* START *

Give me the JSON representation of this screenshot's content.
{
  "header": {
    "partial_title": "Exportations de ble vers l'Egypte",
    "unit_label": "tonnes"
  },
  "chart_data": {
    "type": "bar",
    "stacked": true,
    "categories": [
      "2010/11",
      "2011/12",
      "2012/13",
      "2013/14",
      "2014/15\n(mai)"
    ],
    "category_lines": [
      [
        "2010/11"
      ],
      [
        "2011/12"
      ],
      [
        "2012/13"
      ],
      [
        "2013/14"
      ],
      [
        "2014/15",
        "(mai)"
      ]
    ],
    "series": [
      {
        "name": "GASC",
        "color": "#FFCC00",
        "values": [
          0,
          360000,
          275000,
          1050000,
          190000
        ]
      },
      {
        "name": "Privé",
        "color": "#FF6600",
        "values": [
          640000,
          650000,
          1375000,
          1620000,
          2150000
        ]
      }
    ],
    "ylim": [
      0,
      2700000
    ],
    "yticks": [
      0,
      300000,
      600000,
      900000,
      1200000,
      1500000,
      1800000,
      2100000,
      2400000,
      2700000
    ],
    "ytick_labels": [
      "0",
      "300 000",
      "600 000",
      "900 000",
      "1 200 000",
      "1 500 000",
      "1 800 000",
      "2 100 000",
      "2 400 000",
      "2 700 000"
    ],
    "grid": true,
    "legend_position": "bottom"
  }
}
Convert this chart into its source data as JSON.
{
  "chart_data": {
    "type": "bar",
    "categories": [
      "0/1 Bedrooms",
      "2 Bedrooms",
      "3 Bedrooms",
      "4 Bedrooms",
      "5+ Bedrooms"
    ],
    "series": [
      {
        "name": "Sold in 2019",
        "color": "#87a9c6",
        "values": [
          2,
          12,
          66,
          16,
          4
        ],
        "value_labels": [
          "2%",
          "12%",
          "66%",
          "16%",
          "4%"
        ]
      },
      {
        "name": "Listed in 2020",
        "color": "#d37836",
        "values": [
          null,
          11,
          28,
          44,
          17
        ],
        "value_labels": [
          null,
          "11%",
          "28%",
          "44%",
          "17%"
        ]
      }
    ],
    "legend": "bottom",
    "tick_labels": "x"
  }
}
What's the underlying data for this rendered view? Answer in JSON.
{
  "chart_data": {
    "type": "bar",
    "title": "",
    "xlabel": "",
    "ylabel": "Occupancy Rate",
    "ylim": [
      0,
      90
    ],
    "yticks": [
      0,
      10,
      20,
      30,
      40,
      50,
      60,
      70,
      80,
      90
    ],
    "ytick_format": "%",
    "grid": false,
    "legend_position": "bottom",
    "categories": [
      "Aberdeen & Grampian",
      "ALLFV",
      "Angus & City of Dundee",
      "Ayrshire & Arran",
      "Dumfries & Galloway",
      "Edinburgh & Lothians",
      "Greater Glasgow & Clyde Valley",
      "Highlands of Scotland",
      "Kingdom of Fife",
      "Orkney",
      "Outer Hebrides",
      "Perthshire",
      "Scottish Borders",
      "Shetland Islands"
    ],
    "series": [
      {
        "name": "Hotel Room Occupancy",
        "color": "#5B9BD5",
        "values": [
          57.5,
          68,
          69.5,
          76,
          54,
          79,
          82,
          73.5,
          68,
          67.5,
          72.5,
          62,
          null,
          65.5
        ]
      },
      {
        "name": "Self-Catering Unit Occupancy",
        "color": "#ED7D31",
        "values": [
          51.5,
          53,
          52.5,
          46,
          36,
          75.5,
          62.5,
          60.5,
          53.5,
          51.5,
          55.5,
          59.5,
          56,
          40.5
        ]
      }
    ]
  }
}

* END *
* START *

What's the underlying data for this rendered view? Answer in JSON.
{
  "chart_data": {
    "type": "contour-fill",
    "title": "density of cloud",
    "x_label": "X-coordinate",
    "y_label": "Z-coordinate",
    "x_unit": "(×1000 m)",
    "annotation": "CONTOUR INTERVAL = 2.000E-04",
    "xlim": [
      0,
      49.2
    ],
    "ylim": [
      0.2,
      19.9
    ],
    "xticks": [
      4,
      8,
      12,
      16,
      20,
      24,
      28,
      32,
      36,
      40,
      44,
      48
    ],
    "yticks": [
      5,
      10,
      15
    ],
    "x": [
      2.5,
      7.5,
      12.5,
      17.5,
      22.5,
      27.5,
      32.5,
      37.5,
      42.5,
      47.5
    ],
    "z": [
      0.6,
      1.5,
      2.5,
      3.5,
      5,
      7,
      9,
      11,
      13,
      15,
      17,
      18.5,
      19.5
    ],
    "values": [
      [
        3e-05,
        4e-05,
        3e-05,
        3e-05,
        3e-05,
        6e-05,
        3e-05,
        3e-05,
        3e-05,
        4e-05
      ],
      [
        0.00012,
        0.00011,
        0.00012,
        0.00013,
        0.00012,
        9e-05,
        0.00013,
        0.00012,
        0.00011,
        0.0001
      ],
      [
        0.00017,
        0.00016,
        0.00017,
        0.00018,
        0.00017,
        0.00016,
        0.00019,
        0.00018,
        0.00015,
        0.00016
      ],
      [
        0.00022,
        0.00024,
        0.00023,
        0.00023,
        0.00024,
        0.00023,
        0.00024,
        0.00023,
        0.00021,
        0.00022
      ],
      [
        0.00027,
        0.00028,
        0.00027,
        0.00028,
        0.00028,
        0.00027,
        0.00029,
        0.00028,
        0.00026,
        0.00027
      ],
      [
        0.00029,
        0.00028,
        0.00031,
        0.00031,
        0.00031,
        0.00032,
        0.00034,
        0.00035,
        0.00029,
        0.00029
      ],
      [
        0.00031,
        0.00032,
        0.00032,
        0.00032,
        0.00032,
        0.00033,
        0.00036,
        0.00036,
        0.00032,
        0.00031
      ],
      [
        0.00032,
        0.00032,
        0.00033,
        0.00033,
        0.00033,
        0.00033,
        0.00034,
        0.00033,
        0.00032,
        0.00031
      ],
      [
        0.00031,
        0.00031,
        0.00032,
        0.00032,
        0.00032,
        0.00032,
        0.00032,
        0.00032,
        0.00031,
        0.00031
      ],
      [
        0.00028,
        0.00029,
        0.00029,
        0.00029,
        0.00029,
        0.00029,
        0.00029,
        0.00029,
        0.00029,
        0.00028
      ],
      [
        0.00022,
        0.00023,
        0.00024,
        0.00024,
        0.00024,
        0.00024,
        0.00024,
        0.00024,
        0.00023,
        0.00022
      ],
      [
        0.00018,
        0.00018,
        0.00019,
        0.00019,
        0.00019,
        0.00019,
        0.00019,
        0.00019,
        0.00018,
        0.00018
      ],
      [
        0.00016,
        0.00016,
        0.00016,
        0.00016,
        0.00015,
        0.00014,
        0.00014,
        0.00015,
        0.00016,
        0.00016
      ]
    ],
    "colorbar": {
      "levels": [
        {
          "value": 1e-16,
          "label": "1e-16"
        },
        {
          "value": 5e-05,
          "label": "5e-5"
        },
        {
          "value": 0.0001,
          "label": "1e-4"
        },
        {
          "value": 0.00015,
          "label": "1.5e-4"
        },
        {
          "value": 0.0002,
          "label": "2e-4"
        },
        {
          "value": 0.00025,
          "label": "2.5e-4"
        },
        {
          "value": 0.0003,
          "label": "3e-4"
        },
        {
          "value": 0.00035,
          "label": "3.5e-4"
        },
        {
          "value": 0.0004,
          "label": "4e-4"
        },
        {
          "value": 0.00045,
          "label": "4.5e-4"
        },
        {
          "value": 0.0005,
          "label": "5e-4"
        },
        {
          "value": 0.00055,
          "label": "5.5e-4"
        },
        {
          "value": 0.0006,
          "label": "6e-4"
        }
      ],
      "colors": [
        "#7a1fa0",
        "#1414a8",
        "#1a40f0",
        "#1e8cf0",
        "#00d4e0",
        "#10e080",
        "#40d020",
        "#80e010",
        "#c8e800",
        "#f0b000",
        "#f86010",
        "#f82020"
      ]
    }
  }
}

* END *

REQUIREMENT:
Pull out all lines containing "JSON".

CORRECT RESULT:
Give me the JSON representation of this screenshot's content.
Convert this chart into its source data as JSON.
What's the underlying data for this rendered view? Answer in JSON.
What's the underlying data for this rendered view? Answer in JSON.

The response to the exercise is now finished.